## [Task statement]
Output each line of the material exactly as it stands.

[Records from a data collection]
══════════
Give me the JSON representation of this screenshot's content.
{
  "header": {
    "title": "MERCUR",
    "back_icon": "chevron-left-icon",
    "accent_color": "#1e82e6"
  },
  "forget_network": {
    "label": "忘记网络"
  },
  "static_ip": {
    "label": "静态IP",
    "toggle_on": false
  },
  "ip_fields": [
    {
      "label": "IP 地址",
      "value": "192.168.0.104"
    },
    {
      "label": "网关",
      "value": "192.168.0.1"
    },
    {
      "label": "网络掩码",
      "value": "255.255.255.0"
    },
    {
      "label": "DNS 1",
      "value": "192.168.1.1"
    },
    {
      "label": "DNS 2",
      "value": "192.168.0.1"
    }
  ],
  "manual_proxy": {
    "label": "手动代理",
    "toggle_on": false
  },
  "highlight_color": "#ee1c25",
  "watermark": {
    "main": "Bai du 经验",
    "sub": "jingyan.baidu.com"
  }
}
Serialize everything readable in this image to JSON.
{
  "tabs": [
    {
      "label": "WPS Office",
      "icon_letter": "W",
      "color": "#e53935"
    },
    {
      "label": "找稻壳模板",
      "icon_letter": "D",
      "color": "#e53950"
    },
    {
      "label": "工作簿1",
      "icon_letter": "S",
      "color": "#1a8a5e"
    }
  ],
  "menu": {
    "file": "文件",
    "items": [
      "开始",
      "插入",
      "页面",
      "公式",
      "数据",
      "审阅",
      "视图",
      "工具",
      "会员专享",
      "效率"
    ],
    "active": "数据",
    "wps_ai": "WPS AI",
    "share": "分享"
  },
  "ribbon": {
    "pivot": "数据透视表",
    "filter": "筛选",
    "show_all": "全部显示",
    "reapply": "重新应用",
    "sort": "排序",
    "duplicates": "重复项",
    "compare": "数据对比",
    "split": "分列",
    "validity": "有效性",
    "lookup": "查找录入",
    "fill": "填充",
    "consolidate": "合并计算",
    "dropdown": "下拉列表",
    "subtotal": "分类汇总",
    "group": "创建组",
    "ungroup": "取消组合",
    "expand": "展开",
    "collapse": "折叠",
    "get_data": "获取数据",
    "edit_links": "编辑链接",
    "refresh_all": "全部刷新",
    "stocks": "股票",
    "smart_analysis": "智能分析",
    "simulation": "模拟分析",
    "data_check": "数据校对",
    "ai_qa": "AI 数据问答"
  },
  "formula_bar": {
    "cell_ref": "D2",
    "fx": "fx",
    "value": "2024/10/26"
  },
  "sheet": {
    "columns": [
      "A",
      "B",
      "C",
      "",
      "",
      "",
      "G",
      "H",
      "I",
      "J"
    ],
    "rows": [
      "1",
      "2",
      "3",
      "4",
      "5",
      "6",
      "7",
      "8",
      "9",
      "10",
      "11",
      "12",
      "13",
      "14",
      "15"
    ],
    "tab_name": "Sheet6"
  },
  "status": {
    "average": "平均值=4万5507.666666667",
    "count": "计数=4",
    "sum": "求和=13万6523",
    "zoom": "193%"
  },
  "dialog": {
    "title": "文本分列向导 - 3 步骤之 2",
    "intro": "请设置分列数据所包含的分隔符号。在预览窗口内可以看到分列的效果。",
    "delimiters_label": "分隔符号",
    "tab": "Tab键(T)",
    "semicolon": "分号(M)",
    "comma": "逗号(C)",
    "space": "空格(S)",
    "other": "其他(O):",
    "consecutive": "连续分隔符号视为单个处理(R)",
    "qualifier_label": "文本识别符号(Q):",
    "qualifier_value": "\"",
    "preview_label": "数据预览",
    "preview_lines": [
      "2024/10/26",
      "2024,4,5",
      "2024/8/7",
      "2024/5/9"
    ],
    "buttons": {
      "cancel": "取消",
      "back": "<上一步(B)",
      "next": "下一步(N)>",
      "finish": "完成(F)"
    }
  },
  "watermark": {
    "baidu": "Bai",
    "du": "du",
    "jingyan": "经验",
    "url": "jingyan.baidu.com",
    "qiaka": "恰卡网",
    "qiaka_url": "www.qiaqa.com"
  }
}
══════════
## [Exercise result]
Give me the JSON representation of this screenshot's content.
{
  "header": {
    "title": "MERCUR",
    "back_icon": "chevron-left-icon",
    "accent_color": "#1e82e6"
  },
  "forget_network": {
    "label": "忘记网络"
  },
  "static_ip": {
    "label": "静态IP",
    "toggle_on": false
  },
  "ip_fields": [
    {
      "label": "IP 地址",
      "value": "192.168.0.104"
    },
    {
      "label": "网关",
      "value": "192.168.0.1"
    },
    {
      "label": "网络掩码",
      "value": "255.255.255.0"
    },
    {
      "label": "DNS 1",
      "value": "192.168.1.1"
    },
    {
      "label": "DNS 2",
      "value": "192.168.0.1"
    }
  ],
  "manual_proxy": {
    "label": "手动代理",
    "toggle_on": false
  },
  "highlight_color": "#ee1c25",
  "watermark": {
    "main": "Bai du 经验",
    "sub": "jingyan.baidu.com"
  }
}
Serialize everything readable in this image to JSON.
{
  "tabs": [
    {
      "label": "WPS Office",
      "icon_letter": "W",
      "color": "#e53935"
    },
    {
      "label": "找稻壳模板",
      "icon_letter": "D",
      "color": "#e53950"
    },
    {
      "label": "工作簿1",
      "icon_letter": "S",
      "color": "#1a8a5e"
    }
  ],
  "menu": {
    "file": "文件",
    "items": [
      "开始",
      "插入",
      "页面",
      "公式",
      "数据",
      "审阅",
      "视图",
      "工具",
      "会员专享",
      "效率"
    ],
    "active": "数据",
    "wps_ai": "WPS AI",
    "share": "分享"
  },
  "ribbon": {
    "pivot": "数据透视表",
    "filter": "筛选",
    "show_all": "全部显示",
    "reapply": "重新应用",
    "sort": "排序",
    "duplicates": "重复项",
    "compare": "数据对比",
    "split": "分列",
    "validity": "有效性",
    "lookup": "查找录入",
    "fill": "填充",
    "consolidate": "合并计算",
    "dropdown": "下拉列表",
    "subtotal": "分类汇总",
    "group": "创建组",
    "ungroup": "取消组合",
    "expand": "展开",
    "collapse": "折叠",
    "get_data": "获取数据",
    "edit_links": "编辑链接",
    "refresh_all": "全部刷新",
    "stocks": "股票",
    "smart_analysis": "智能分析",
    "simulation": "模拟分析",
    "data_check": "数据校对",
    "ai_qa": "AI 数据问答"
  },
  "formula_bar": {
    "cell_ref": "D2",
    "fx": "fx",
    "value": "2024/10/26"
  },
  "sheet": {
    "columns": [
      "A",
      "B",
      "C",
      "",
      "",
      "",
      "G",
      "H",
      "I",
      "J"
    ],
    "rows": [
      "1",
      "2",
      "3",
      "4",
      "5",
      "6",
      "7",
      "8",
      "9",
      "10",
      "11",
      "12",
      "13",
      "14",
      "15"
    ],
    "tab_name": "Sheet6"
  },
  "status": {
    "average": "平均值=4万5507.666666667",
    "count": "计数=4",
    "sum": "求和=13万6523",
    "zoom": "193%"
  },
  "dialog": {
    "title": "文本分列向导 - 3 步骤之 2",
    "intro": "请设置分列数据所包含的分隔符号。在预览窗口内可以看到分列的效果。",
    "delimiters_label": "分隔符号",
    "tab": "Tab键(T)",
    "semicolon": "分号(M)",
    "comma": "逗号(C)",
    "space": "空格(S)",
    "other": "其他(O):",
    "consecutive": "连续分隔符号视为单个处理(R)",
    "qualifier_label": "文本识别符号(Q):",
    "qualifier_value": "\"",
    "preview_label": "数据预览",
    "preview_lines": [
      "2024/10/26",
      "2024,4,5",
      "2024/8/7",
      "2024/5/9"
    ],
    "buttons": {
      "cancel": "取消",
      "back": "<上一步(B)",
      "next": "下一步(N)>",
      "finish": "完成(F)"
    }
  },
  "watermark": {
    "baidu": "Bai",
    "du": "du",
    "jingyan": "经验",
    "url": "jingyan.baidu.com",
    "qiaka": "恰卡网",
    "qiaka_url": "www.qiaqa.com"
  }
}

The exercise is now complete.